====== DATA PROVIDED
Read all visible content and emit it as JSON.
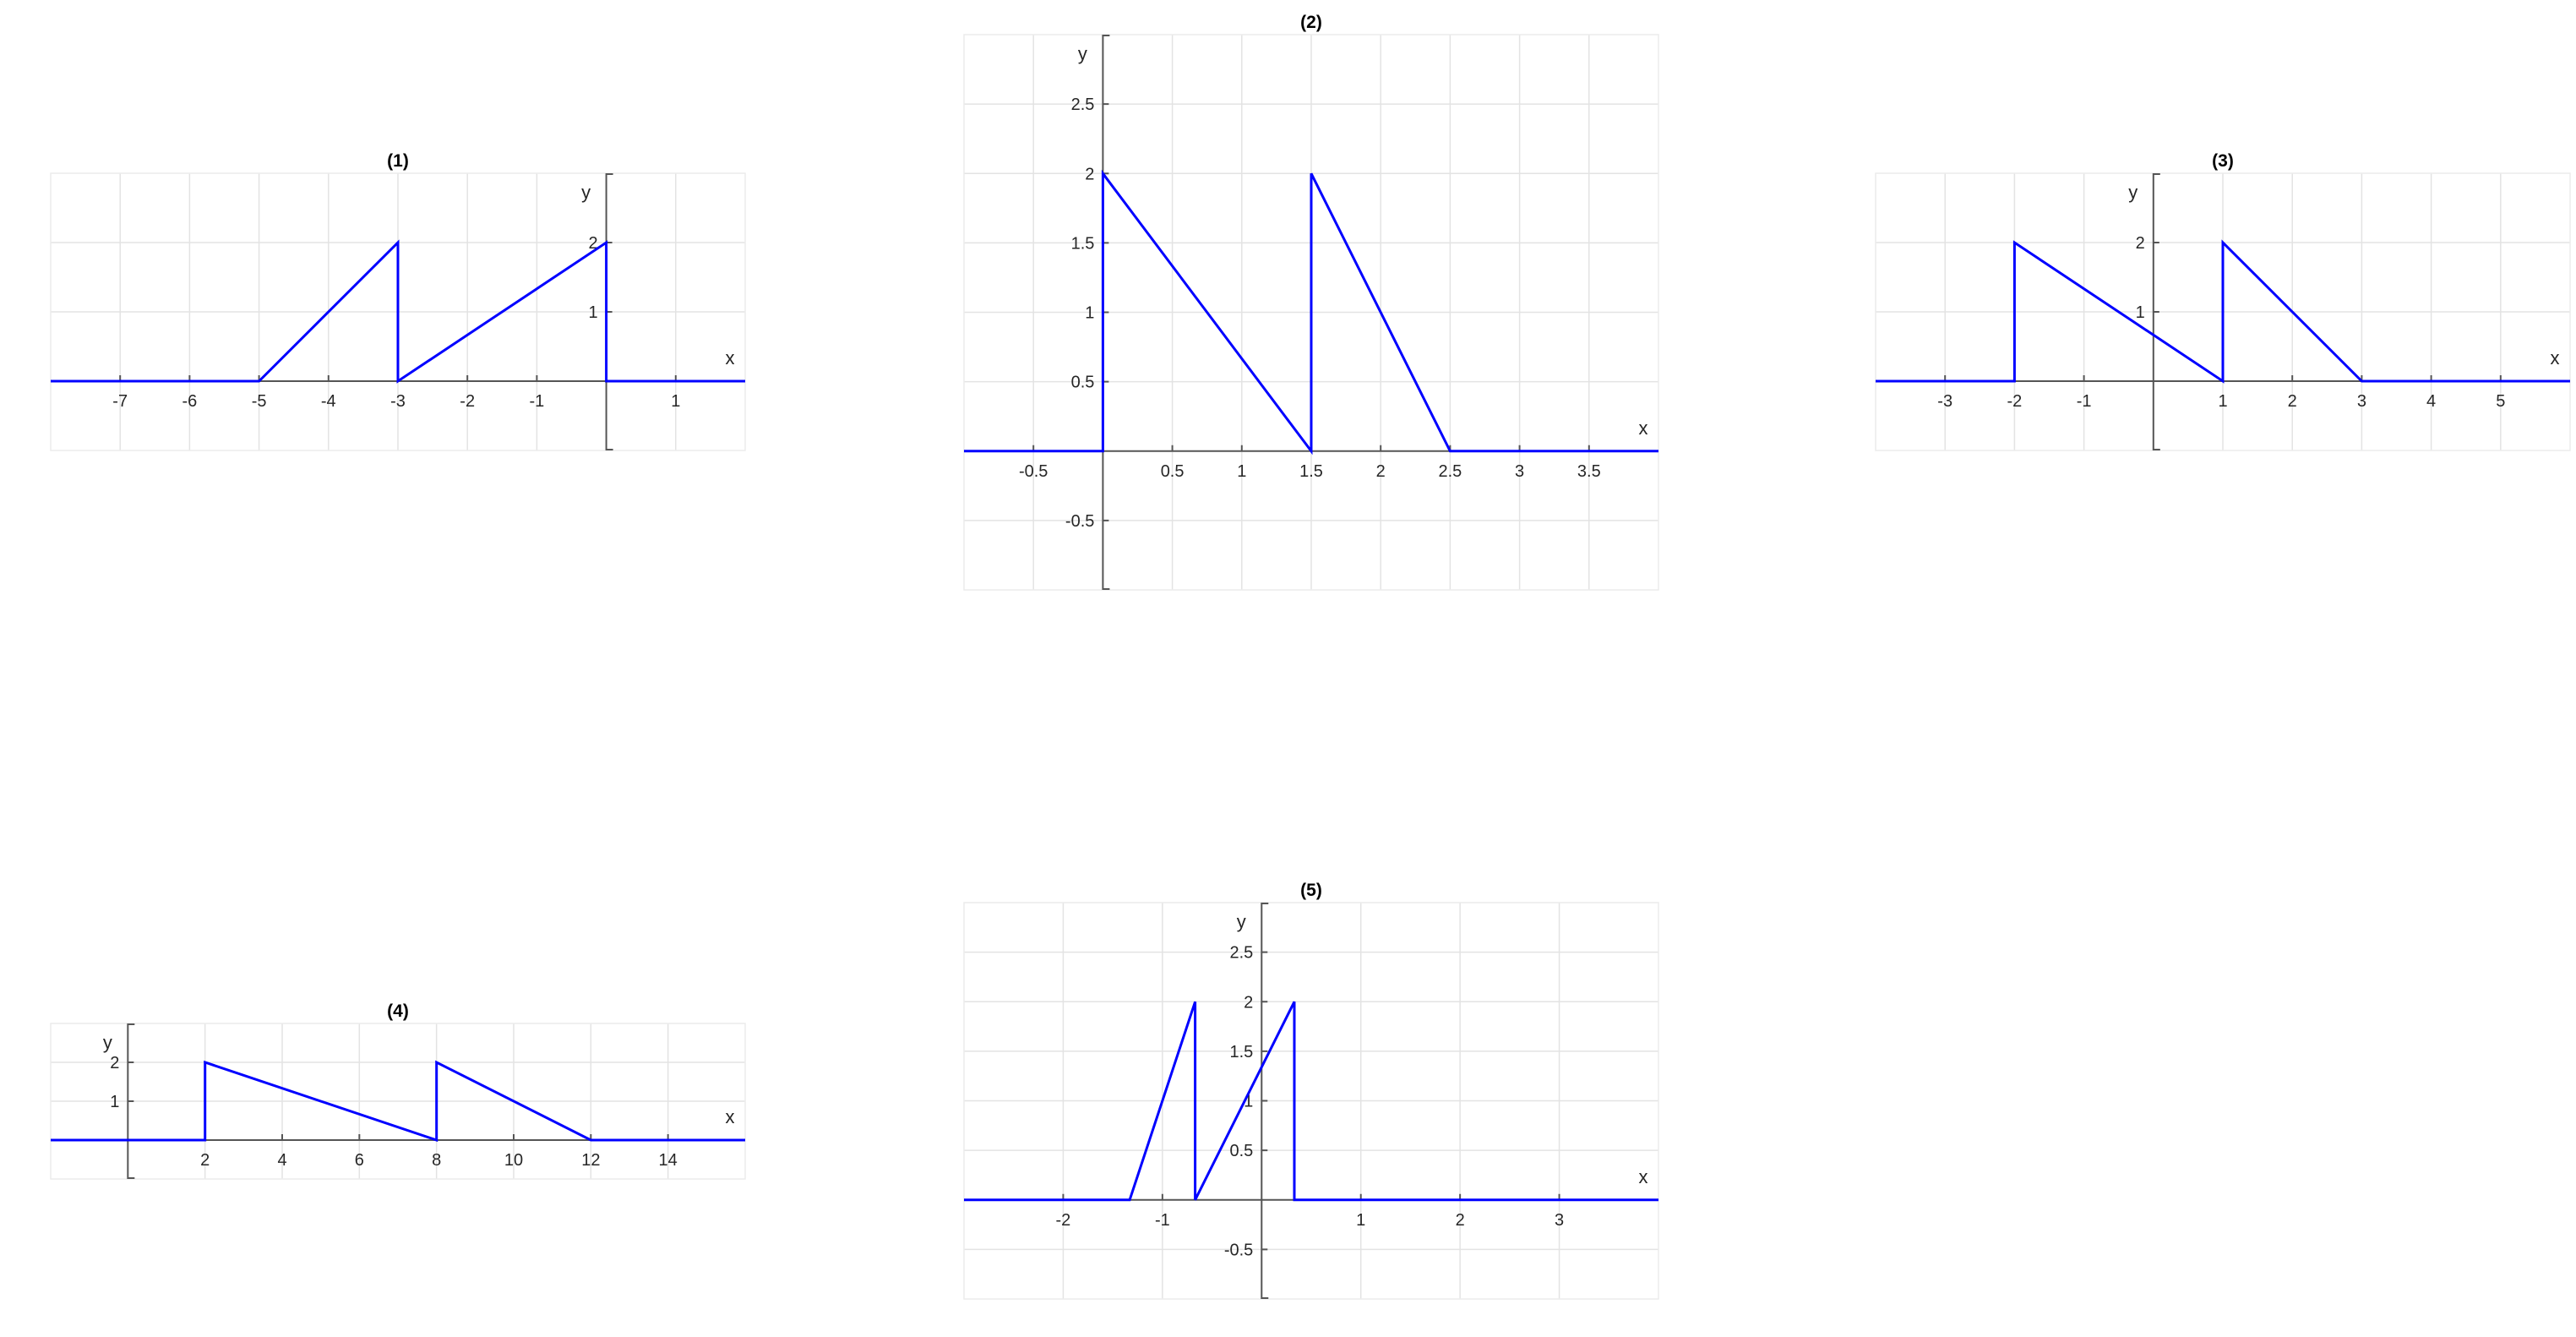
{
  "colors": {
    "series": "#0000ff",
    "grid": "#e3e3e3",
    "axis": "#555555"
  },
  "chart_data": [
    {
      "type": "line",
      "title": "(1)",
      "xlabel": "x",
      "ylabel": "y",
      "xlim": [
        -8,
        2
      ],
      "ylim": [
        -1,
        3
      ],
      "grid": true,
      "x_ticks": [
        -7,
        -6,
        -5,
        -4,
        -3,
        -2,
        -1,
        1
      ],
      "y_ticks": [
        1,
        2
      ],
      "series": [
        {
          "x": [
            -8,
            -5,
            -3,
            -3,
            0,
            0,
            2
          ],
          "y": [
            0,
            0,
            2,
            0,
            2,
            0,
            0
          ]
        }
      ]
    },
    {
      "type": "line",
      "title": "(2)",
      "xlabel": "x",
      "ylabel": "y",
      "xlim": [
        -1,
        4
      ],
      "ylim": [
        -1,
        3
      ],
      "grid": true,
      "x_ticks": [
        -0.5,
        0.5,
        1,
        1.5,
        2,
        2.5,
        3,
        3.5
      ],
      "y_ticks": [
        -0.5,
        0.5,
        1,
        1.5,
        2,
        2.5
      ],
      "series": [
        {
          "x": [
            -1,
            0,
            0,
            1.5,
            1.5,
            2.5,
            4
          ],
          "y": [
            0,
            0,
            2,
            0,
            2,
            0,
            0
          ]
        }
      ]
    },
    {
      "type": "line",
      "title": "(3)",
      "xlabel": "x",
      "ylabel": "y",
      "xlim": [
        -4,
        6
      ],
      "ylim": [
        -1,
        3
      ],
      "grid": true,
      "x_ticks": [
        -3,
        -2,
        -1,
        1,
        2,
        3,
        4,
        5
      ],
      "y_ticks": [
        1,
        2
      ],
      "series": [
        {
          "x": [
            -4,
            -2,
            -2,
            1,
            1,
            3,
            6
          ],
          "y": [
            0,
            0,
            2,
            0,
            2,
            0,
            0
          ]
        }
      ]
    },
    {
      "type": "line",
      "title": "(4)",
      "xlabel": "x",
      "ylabel": "y",
      "xlim": [
        -2,
        16
      ],
      "ylim": [
        -1,
        3
      ],
      "grid": true,
      "x_ticks": [
        2,
        4,
        6,
        8,
        10,
        12,
        14
      ],
      "y_ticks": [
        1,
        2
      ],
      "series": [
        {
          "x": [
            -2,
            2,
            2,
            8,
            8,
            12,
            16
          ],
          "y": [
            0,
            0,
            2,
            0,
            2,
            0,
            0
          ]
        }
      ]
    },
    {
      "type": "line",
      "title": "(5)",
      "xlabel": "x",
      "ylabel": "y",
      "xlim": [
        -3,
        4
      ],
      "ylim": [
        -1,
        3
      ],
      "grid": true,
      "x_ticks": [
        -2,
        -1,
        1,
        2,
        3
      ],
      "y_ticks": [
        -0.5,
        0.5,
        1,
        1.5,
        2,
        2.5
      ],
      "series": [
        {
          "x": [
            -3,
            -1.33,
            -0.67,
            -0.67,
            0.33,
            0.33,
            4
          ],
          "y": [
            0,
            0,
            2,
            0,
            2,
            0,
            0
          ]
        }
      ]
    }
  ]
}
============
** TASK INSTRUCTIONS **
Scan the material above for the string "title" and report each line where you find it.

** RESULT **
      "title": "(1)",
      "title": "(2)",
      "title": "(3)",
      "title": "(4)",
      "title": "(5)",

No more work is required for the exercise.